→ What is needed
Show every line below where "物资运输快递等" can be found.
....
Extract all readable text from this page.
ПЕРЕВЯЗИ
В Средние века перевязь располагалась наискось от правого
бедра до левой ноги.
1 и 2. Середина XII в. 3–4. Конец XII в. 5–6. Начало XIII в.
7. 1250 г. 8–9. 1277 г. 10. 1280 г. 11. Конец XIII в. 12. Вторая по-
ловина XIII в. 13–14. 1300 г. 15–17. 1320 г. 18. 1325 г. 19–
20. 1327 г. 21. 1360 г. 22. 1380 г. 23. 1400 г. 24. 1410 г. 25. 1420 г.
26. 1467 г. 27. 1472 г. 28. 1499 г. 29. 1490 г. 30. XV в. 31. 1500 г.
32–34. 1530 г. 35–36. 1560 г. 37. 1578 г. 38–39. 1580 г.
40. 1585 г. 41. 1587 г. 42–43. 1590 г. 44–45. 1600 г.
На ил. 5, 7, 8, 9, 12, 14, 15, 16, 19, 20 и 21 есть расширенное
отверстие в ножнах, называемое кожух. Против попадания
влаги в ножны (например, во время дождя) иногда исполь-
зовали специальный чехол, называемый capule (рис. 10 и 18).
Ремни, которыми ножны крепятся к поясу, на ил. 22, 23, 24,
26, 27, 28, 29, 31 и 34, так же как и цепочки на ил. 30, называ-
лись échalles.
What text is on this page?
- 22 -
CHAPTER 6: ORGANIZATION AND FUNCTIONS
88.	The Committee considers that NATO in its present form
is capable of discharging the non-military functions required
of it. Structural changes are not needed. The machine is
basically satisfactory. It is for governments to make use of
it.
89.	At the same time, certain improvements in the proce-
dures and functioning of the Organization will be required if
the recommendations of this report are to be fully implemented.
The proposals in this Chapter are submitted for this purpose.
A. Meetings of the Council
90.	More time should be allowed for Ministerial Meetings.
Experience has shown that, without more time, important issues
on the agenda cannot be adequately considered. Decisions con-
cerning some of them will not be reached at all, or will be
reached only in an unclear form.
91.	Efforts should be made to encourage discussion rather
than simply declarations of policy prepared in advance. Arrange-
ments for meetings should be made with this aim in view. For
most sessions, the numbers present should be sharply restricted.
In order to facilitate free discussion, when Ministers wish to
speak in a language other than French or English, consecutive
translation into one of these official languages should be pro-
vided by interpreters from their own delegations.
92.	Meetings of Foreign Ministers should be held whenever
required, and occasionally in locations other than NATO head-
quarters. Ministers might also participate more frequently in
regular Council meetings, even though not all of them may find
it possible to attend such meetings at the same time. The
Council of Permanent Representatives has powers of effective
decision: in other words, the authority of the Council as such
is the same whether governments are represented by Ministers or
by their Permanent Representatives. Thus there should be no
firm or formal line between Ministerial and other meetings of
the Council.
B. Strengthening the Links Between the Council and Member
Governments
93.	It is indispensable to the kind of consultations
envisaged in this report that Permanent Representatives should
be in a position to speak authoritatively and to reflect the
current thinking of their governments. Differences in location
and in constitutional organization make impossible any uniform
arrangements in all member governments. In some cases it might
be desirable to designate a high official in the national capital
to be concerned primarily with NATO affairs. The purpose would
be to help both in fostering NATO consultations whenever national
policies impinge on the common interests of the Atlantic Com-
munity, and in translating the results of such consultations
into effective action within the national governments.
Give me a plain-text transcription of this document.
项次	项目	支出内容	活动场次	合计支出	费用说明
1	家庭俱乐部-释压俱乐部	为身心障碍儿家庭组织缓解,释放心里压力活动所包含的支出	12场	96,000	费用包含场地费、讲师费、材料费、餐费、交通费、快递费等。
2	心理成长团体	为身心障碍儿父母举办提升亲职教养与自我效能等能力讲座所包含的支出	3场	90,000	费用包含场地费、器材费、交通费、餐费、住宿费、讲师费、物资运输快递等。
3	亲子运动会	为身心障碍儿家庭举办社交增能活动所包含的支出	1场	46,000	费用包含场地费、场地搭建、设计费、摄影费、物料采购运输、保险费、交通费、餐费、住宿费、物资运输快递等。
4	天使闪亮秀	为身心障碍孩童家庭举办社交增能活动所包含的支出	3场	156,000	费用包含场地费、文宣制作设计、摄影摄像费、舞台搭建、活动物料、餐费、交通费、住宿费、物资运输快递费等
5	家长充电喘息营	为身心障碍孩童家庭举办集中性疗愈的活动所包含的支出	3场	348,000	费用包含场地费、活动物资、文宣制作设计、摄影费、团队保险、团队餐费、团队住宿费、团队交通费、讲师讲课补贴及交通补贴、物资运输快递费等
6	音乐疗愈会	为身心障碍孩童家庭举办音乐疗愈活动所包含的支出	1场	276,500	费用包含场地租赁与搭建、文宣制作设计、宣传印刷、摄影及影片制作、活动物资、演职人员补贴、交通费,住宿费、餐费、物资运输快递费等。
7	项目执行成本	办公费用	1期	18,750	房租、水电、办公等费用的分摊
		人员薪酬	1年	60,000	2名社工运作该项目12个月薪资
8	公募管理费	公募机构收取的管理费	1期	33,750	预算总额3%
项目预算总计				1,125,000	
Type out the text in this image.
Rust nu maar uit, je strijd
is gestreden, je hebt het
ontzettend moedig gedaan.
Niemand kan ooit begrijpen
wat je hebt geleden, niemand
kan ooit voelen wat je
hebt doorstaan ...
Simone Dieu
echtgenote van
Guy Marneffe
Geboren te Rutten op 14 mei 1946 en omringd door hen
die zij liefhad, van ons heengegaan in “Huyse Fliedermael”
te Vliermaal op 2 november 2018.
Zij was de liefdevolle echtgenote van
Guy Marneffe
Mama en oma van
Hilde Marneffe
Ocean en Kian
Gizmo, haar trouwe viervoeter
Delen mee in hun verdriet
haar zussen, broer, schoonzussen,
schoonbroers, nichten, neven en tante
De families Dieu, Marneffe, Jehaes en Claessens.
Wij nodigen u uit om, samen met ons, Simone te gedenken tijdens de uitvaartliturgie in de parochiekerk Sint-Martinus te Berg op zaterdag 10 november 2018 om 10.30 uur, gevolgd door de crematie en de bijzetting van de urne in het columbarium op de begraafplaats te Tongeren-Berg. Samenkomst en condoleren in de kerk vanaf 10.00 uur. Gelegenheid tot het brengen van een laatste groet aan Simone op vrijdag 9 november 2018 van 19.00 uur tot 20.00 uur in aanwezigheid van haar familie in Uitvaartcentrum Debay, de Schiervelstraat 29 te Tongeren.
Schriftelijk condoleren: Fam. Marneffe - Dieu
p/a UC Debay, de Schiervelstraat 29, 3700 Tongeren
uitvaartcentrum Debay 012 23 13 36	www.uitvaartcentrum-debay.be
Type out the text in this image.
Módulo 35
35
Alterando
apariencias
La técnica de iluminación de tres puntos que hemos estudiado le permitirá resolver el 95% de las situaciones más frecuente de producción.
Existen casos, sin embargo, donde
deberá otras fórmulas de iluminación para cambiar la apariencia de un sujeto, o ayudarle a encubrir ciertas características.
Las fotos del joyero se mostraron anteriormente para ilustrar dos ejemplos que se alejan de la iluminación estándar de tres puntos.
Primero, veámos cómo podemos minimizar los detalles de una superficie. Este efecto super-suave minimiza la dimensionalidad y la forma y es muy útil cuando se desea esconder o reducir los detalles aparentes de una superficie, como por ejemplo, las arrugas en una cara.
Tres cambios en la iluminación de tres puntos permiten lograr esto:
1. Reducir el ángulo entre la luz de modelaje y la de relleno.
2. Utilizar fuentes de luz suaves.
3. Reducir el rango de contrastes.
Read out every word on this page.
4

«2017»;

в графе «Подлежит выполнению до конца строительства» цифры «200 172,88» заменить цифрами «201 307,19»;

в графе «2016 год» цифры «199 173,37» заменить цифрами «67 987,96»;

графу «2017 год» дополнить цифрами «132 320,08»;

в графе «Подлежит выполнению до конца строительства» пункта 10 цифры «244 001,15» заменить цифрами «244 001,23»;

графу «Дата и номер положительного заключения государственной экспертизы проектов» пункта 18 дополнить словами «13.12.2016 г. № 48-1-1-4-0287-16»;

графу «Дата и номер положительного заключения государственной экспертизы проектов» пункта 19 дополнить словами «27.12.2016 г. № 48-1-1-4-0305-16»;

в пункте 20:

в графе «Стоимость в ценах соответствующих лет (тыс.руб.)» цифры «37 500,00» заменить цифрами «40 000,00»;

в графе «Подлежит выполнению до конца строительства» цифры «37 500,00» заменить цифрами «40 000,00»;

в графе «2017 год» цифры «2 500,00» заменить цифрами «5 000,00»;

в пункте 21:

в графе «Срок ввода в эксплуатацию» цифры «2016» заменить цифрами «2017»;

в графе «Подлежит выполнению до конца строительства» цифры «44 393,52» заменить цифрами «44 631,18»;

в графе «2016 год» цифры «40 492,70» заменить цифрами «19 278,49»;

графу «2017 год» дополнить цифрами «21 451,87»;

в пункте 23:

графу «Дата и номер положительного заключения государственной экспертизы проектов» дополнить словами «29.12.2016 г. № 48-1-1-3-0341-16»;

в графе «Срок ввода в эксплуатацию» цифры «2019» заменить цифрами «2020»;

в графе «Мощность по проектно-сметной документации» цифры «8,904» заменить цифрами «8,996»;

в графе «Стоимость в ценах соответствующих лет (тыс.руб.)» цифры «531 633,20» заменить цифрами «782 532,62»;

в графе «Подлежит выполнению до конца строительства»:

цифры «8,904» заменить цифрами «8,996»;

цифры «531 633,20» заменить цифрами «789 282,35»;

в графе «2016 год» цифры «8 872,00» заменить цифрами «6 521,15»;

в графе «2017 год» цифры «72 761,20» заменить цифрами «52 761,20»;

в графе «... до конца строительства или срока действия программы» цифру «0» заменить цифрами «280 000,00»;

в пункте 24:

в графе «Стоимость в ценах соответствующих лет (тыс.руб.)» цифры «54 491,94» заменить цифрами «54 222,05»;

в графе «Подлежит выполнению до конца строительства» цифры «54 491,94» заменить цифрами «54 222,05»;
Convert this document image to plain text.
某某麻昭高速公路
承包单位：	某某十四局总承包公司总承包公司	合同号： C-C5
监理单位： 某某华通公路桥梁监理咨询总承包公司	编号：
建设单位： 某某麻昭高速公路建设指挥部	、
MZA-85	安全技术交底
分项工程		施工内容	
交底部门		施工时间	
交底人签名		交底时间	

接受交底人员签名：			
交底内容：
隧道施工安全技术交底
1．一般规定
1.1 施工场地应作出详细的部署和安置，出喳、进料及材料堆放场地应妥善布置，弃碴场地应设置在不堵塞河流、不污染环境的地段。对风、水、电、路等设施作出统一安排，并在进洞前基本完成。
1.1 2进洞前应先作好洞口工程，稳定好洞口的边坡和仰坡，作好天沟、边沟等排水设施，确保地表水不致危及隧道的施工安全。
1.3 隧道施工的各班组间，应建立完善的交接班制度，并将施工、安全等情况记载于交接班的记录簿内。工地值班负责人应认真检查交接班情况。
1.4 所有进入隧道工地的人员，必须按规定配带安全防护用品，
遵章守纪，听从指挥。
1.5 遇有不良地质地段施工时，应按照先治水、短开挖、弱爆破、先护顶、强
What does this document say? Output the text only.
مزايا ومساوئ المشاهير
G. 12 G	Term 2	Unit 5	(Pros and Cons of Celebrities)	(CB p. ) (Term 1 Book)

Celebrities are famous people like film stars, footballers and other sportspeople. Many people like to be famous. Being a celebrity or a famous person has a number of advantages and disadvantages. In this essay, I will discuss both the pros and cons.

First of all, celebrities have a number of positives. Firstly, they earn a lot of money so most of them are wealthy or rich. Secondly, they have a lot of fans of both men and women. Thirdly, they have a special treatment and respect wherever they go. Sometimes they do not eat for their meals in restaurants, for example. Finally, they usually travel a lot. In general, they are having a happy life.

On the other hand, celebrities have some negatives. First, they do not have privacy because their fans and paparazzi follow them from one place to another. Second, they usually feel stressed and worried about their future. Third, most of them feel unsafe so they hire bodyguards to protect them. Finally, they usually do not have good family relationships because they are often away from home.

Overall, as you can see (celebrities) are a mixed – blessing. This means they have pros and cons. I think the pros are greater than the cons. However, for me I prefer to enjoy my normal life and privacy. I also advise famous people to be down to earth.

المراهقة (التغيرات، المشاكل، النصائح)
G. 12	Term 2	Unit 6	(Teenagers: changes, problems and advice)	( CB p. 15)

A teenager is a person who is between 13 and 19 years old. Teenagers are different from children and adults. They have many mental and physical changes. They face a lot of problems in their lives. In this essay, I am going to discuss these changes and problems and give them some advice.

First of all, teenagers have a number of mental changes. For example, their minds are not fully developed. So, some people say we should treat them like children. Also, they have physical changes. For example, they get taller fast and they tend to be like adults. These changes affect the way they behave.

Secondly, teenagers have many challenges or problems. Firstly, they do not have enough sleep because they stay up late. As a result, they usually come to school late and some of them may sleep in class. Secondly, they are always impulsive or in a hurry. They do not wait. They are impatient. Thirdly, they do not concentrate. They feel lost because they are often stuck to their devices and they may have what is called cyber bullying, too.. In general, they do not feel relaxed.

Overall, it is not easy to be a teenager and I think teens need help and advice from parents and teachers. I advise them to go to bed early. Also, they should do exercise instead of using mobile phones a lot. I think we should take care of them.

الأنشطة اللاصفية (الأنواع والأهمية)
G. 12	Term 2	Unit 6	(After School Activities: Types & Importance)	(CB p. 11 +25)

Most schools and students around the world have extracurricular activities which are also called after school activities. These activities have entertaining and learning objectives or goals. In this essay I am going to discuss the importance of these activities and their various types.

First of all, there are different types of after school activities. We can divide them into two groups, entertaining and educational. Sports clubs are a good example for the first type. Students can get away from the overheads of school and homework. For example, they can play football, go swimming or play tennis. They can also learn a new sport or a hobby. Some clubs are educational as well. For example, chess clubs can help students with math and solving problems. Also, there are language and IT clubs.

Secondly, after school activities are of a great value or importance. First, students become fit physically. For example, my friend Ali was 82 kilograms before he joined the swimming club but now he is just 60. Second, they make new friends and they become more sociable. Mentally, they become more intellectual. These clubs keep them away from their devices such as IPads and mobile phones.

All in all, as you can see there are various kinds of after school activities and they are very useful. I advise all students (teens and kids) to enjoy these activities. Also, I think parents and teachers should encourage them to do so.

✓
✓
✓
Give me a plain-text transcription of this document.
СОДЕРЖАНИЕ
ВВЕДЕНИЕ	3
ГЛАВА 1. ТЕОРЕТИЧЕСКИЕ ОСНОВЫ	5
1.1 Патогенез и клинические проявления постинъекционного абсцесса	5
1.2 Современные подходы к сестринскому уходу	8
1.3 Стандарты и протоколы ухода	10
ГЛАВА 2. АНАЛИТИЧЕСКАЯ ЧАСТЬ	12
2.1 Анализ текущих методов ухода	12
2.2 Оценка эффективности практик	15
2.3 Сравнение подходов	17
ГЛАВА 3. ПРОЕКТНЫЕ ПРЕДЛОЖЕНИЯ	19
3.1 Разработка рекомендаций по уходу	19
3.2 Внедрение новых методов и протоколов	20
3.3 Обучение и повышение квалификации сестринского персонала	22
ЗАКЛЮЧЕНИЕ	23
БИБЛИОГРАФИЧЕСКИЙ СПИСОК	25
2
....
→ Answer below
2	心理成长团体	为身心障碍儿父母举办提升亲职教养与自我效能等能力讲座所包含的支出	3场	90,000	费用包含场地费、器材费、交通费、餐费、住宿费、讲师费、物资运输快递等。
3	亲子运动会	为身心障碍儿家庭举办社交增能活动所包含的支出	1场	46,000	费用包含场地费、场地搭建、设计费、摄影费、物料采购运输、保险费、交通费、餐费、住宿费、物资运输快递等。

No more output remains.